START Given entries

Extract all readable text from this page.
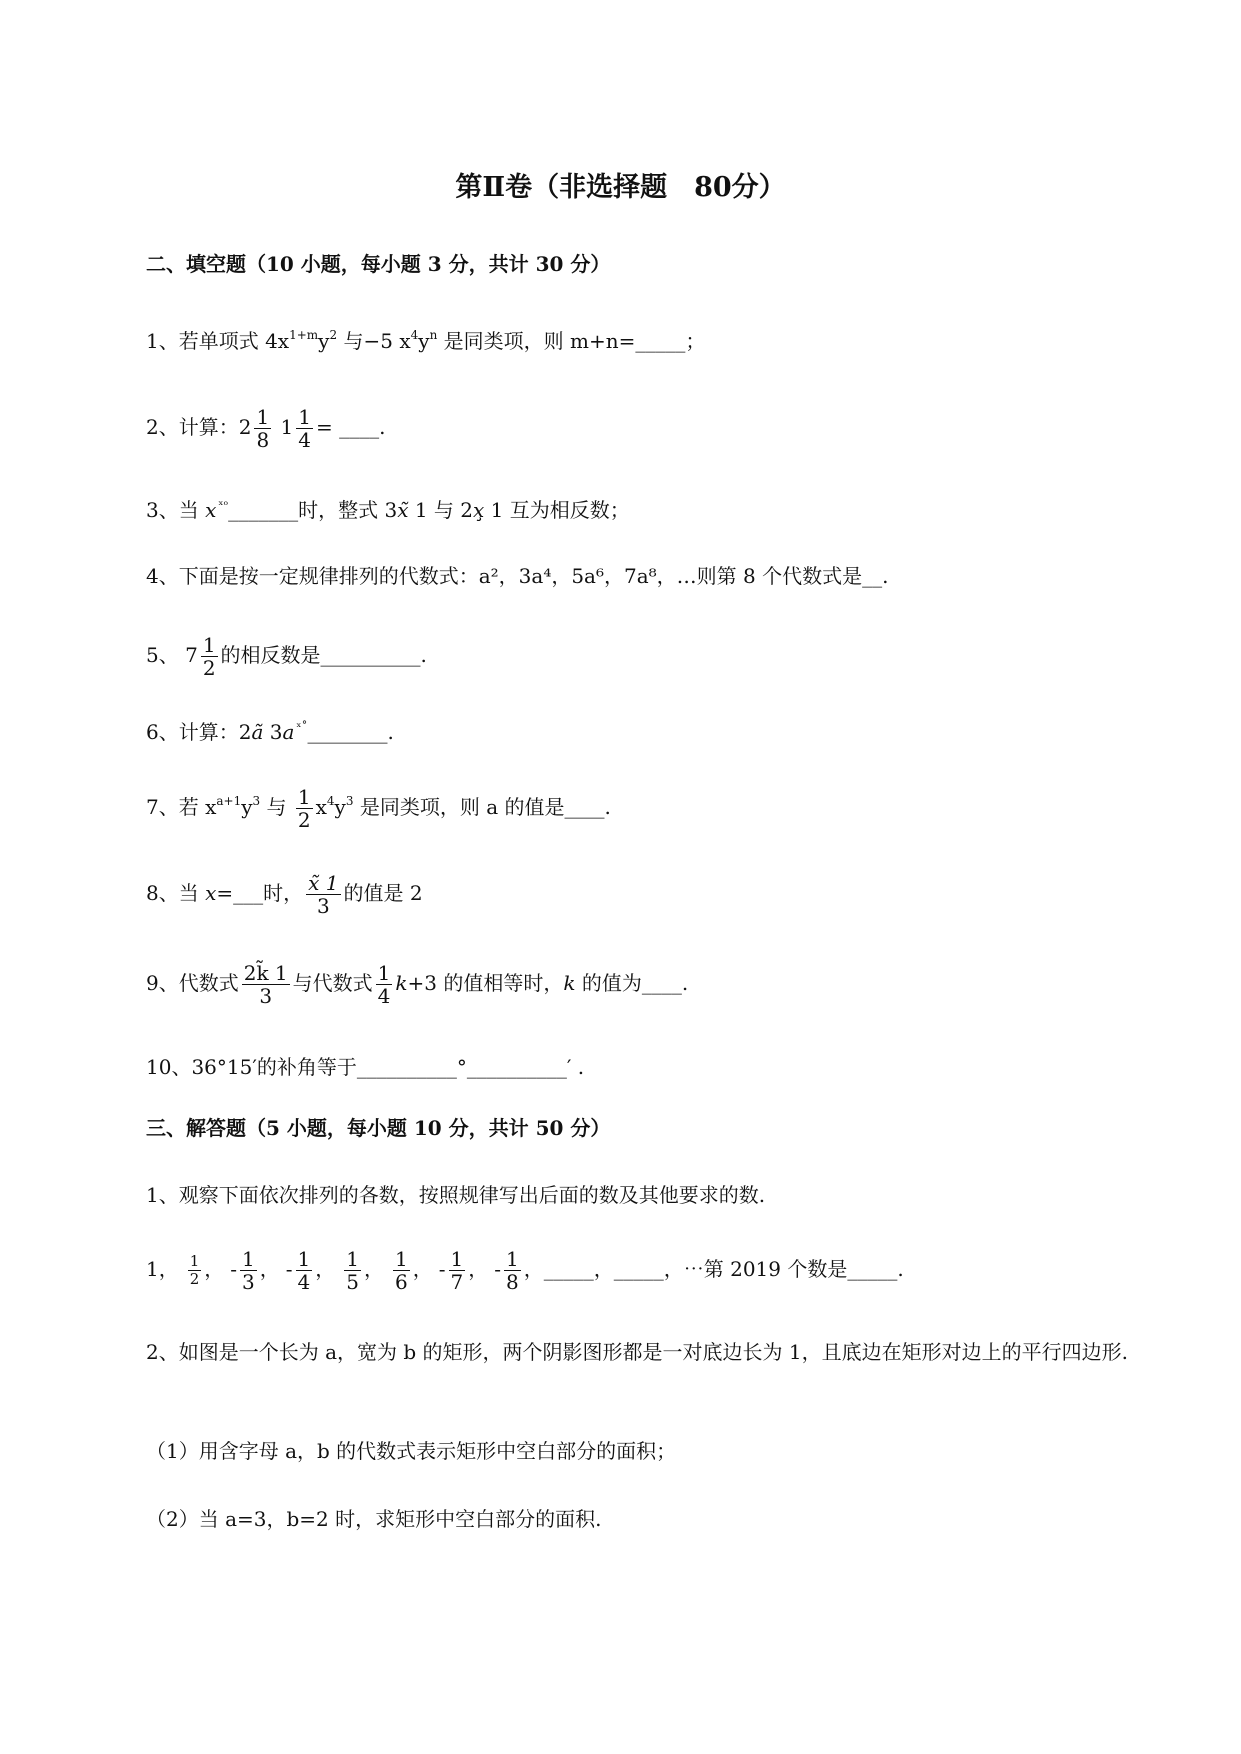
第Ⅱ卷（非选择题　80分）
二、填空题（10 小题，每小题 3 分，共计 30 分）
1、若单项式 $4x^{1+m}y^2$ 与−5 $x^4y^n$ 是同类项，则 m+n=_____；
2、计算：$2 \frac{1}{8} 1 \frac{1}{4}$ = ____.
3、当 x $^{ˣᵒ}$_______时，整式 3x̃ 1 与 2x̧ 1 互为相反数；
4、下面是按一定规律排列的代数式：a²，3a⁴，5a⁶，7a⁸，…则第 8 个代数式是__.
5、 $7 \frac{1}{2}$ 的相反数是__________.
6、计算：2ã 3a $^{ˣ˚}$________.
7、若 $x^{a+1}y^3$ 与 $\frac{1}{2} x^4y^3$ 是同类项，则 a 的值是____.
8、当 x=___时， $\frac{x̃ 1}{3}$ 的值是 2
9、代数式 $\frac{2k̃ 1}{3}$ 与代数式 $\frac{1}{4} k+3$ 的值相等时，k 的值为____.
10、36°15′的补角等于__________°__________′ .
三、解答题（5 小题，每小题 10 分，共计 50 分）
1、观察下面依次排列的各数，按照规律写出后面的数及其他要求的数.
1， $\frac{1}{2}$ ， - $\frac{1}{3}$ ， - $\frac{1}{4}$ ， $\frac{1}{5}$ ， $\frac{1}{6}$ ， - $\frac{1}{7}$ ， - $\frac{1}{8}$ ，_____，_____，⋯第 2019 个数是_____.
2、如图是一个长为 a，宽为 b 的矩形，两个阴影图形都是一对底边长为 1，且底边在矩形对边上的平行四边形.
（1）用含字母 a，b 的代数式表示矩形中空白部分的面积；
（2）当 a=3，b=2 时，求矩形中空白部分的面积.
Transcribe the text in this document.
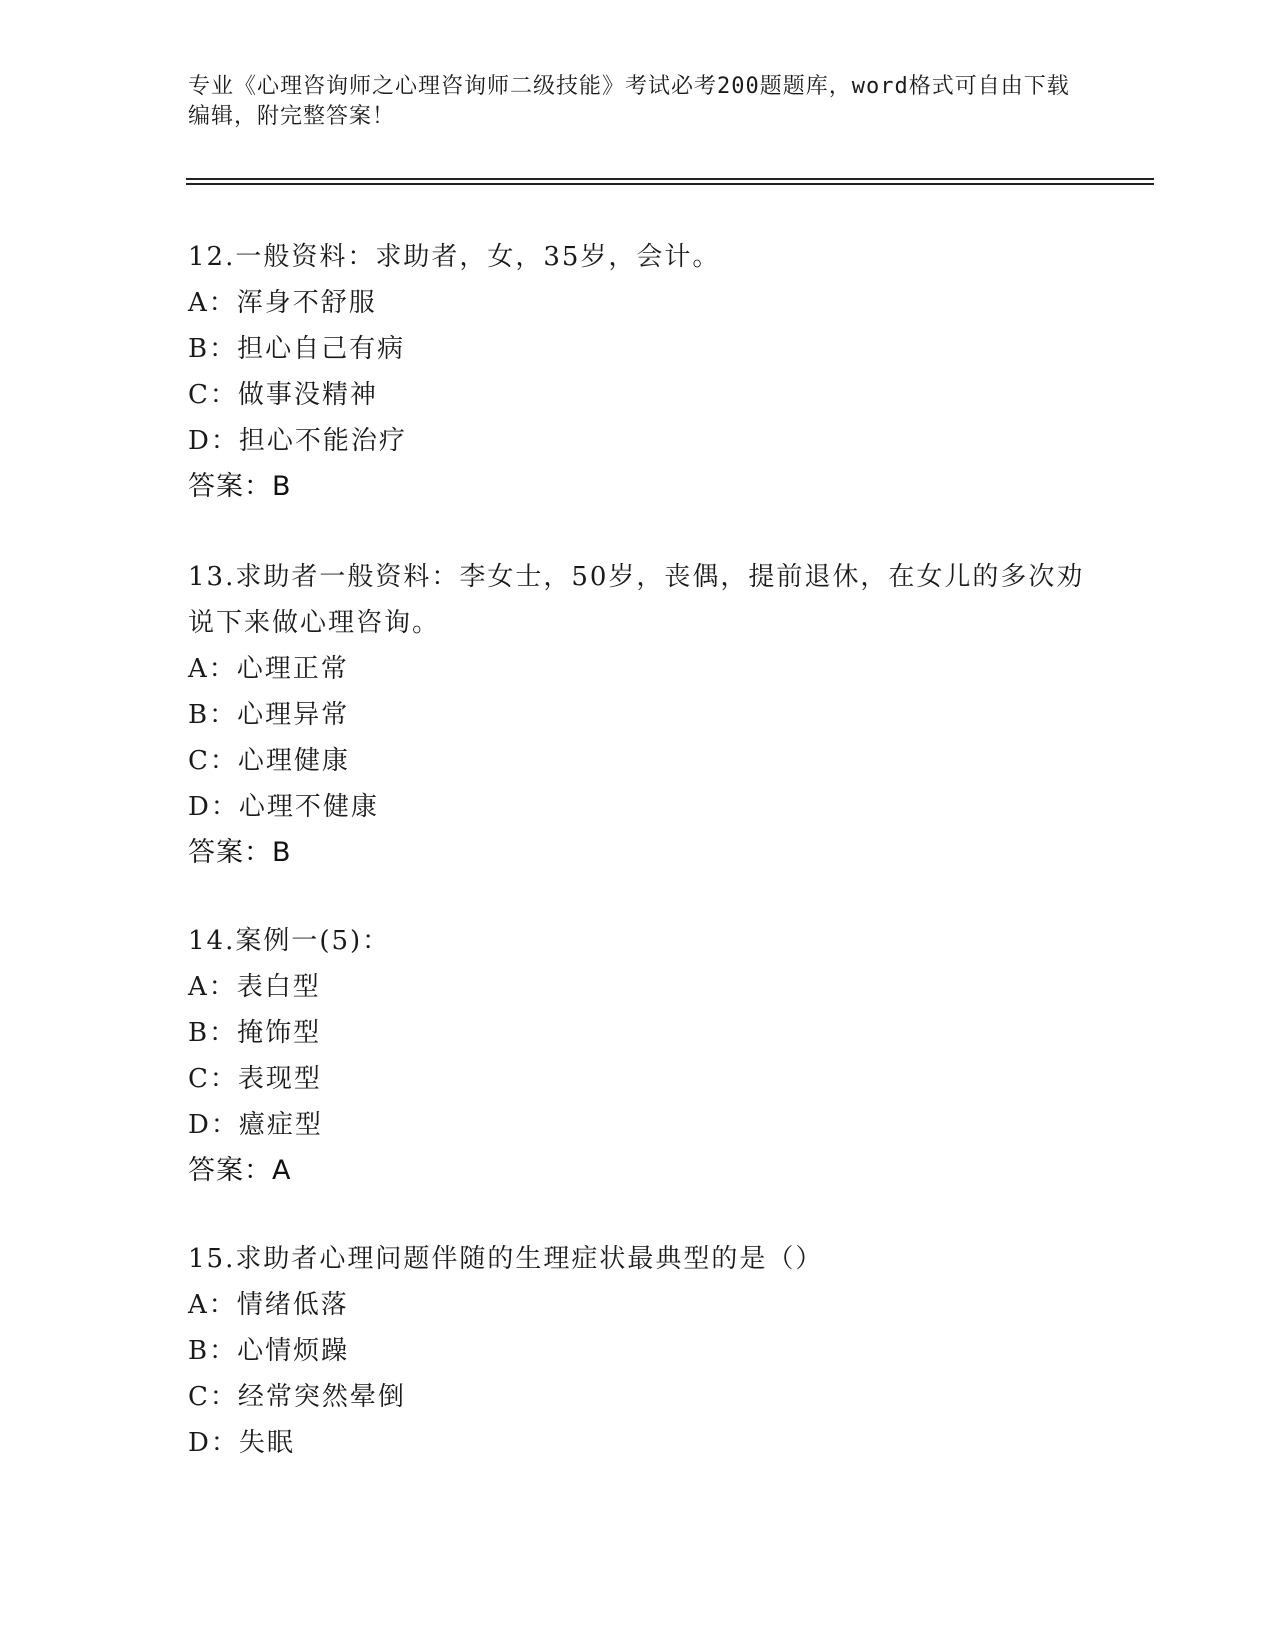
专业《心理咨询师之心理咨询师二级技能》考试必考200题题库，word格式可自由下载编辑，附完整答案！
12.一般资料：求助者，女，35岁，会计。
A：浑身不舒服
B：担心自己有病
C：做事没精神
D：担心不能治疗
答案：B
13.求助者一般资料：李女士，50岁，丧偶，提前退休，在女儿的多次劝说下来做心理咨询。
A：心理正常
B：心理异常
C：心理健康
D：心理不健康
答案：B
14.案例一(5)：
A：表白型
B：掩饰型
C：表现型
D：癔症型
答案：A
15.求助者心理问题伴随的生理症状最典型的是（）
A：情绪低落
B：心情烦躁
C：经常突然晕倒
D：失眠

END Given entries

Work to be completed: Find the lines containing "this" and pull them out.

Answer below:
Extract all readable text from this page.
Transcribe the text in this document.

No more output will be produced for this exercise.